* YOUR INSTRUCTIONS *
Pick out the lines containing "name".

* RECORDS SUPPLIED *

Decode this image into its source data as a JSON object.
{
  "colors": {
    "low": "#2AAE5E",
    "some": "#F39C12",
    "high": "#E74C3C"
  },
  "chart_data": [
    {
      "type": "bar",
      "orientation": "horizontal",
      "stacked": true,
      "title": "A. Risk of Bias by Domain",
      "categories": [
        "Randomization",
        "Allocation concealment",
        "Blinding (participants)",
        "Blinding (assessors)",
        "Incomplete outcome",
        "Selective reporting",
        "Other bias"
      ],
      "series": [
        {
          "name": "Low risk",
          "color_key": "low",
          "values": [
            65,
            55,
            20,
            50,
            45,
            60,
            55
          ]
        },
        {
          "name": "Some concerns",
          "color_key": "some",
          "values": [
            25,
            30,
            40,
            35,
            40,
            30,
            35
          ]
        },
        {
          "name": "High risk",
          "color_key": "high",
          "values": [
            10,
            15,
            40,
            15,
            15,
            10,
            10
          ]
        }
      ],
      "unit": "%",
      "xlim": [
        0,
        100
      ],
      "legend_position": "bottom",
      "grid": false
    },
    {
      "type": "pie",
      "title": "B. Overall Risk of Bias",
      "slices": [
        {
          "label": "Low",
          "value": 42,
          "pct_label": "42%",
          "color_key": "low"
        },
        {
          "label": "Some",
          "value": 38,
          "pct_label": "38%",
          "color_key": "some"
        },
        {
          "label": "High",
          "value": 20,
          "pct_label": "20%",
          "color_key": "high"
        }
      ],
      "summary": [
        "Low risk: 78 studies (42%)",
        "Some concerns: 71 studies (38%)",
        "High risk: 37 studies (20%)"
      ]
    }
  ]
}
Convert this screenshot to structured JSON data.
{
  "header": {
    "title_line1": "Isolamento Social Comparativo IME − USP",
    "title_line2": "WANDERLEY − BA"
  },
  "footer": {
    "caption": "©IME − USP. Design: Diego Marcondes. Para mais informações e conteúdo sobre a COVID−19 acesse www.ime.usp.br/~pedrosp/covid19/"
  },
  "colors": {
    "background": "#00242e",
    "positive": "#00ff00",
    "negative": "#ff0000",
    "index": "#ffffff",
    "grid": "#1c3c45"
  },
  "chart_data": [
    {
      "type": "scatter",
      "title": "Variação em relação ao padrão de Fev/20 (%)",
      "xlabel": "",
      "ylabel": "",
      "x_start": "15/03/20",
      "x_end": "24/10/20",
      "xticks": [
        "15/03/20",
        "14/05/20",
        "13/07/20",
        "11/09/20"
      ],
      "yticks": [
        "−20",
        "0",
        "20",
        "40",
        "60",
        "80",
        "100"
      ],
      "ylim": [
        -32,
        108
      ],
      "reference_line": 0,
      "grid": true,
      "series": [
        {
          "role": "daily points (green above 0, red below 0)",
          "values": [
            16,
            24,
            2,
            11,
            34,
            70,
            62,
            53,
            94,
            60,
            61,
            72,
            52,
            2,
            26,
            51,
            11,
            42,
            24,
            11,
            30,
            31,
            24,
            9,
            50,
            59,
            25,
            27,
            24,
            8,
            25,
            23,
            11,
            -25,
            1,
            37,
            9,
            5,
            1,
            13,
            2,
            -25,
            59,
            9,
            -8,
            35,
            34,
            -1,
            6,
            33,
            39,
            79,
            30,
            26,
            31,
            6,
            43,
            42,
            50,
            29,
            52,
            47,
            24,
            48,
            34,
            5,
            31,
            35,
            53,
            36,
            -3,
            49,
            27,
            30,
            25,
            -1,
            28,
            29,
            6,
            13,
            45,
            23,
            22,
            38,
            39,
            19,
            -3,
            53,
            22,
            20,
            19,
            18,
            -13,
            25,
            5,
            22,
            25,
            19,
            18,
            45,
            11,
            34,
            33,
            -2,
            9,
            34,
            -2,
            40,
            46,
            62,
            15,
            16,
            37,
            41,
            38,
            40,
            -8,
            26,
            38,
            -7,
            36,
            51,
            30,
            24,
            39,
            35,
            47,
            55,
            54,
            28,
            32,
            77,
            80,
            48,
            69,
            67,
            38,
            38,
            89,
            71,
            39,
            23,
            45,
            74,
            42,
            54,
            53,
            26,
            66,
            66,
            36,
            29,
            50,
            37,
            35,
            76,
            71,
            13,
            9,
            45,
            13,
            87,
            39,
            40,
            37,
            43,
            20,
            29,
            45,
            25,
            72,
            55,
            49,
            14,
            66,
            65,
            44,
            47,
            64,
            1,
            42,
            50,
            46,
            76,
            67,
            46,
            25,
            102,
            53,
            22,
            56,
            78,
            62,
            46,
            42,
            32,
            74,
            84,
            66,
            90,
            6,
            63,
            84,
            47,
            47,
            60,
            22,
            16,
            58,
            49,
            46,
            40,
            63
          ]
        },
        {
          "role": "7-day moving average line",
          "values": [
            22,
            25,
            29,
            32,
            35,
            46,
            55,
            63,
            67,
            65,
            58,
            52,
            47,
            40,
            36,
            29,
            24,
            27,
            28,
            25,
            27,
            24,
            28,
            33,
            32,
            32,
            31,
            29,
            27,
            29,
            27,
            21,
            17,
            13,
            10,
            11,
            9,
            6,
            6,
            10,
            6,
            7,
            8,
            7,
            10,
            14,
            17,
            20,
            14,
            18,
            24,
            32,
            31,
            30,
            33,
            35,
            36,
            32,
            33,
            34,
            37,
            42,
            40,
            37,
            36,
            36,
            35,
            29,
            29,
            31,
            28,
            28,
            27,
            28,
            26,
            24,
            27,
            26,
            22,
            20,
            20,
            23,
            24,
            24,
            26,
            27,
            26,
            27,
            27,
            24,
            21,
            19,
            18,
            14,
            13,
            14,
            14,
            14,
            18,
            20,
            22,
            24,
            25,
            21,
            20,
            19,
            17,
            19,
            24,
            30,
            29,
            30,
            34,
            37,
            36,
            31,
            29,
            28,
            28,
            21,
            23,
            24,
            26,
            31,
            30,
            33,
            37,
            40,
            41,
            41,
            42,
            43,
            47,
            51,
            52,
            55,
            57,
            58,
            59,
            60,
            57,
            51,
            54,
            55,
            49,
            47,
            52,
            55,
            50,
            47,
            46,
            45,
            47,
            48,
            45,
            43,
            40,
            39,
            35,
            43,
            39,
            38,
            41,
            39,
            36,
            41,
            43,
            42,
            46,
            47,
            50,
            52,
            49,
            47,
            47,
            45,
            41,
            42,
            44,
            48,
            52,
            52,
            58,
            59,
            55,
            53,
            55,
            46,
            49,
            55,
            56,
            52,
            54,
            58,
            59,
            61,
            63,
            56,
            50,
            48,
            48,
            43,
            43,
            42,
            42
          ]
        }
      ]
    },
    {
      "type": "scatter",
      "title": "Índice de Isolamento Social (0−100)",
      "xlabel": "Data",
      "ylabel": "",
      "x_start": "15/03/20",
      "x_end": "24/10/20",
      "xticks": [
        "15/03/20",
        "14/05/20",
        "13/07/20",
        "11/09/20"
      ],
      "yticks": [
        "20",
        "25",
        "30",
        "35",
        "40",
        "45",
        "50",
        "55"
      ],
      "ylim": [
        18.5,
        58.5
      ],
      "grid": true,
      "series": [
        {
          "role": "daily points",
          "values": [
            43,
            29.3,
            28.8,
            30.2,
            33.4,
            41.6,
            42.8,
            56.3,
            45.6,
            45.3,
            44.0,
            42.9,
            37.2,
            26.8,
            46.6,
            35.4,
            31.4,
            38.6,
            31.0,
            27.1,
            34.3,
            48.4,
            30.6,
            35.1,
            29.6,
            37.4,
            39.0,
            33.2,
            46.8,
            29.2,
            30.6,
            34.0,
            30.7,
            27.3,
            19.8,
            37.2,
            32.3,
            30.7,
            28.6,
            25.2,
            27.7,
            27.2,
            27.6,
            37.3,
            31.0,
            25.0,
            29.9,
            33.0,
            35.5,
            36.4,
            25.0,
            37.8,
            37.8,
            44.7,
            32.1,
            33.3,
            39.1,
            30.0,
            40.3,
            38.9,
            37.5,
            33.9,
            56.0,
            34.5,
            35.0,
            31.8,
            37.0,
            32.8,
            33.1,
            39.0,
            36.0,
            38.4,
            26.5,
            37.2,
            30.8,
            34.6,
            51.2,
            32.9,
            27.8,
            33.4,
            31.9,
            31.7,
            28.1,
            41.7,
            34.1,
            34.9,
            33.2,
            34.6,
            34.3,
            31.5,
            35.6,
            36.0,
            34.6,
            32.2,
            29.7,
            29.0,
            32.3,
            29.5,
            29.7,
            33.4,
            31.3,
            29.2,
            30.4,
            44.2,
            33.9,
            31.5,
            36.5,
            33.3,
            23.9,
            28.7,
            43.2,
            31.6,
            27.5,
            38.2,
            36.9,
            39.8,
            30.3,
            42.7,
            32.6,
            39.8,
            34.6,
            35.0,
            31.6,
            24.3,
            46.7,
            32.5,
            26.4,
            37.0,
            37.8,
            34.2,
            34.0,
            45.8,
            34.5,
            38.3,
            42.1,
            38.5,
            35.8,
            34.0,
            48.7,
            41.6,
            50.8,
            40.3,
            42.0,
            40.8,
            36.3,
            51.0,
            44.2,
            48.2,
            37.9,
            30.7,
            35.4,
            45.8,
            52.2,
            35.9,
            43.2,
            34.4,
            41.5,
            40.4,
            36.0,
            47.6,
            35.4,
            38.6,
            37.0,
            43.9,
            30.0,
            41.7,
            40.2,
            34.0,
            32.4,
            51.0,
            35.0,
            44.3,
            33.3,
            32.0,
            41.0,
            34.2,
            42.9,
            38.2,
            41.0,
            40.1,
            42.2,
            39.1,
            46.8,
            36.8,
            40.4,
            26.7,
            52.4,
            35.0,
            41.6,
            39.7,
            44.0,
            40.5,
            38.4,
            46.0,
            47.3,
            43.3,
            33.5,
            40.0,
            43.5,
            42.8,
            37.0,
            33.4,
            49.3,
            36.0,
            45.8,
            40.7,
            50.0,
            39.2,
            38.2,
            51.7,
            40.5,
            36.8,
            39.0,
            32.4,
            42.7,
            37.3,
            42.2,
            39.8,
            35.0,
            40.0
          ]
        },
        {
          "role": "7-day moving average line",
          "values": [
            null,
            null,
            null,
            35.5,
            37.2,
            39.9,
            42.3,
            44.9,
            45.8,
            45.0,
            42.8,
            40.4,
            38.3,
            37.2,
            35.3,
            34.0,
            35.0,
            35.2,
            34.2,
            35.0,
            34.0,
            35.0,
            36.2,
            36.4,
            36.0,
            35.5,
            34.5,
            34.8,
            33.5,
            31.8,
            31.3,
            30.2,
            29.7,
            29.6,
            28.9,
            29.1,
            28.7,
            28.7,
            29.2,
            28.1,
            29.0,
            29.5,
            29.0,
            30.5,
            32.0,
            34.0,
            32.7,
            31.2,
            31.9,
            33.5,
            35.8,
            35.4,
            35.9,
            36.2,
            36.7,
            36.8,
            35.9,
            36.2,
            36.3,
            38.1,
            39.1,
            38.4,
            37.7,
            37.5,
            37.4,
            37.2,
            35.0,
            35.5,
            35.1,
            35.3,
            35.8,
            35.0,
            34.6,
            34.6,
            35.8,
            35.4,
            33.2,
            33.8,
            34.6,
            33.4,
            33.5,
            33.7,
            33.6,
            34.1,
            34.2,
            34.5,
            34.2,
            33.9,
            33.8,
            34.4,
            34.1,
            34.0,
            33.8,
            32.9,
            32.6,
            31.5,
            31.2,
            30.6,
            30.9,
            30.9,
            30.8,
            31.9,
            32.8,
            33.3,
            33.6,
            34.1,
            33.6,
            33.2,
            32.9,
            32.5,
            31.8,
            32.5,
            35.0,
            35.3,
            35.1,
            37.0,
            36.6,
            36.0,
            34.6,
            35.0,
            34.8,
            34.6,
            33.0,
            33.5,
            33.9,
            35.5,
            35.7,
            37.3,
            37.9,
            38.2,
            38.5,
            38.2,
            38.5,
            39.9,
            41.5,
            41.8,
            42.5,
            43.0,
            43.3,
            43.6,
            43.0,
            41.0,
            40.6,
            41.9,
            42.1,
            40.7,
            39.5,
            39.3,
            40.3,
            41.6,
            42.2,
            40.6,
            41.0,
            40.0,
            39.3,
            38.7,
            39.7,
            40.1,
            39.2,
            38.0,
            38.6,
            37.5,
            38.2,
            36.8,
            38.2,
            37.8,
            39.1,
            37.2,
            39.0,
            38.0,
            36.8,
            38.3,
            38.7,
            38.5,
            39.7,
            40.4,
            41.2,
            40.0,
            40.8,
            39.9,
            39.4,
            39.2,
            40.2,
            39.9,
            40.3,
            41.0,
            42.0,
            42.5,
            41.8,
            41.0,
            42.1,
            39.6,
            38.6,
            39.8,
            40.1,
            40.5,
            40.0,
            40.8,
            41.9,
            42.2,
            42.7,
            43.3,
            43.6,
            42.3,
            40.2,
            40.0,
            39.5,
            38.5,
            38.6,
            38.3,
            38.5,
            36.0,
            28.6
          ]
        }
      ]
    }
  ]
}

* ANSWER FOR THE TASK *
          "name": "Low risk",
          "name": "Some concerns",
          "name": "High risk",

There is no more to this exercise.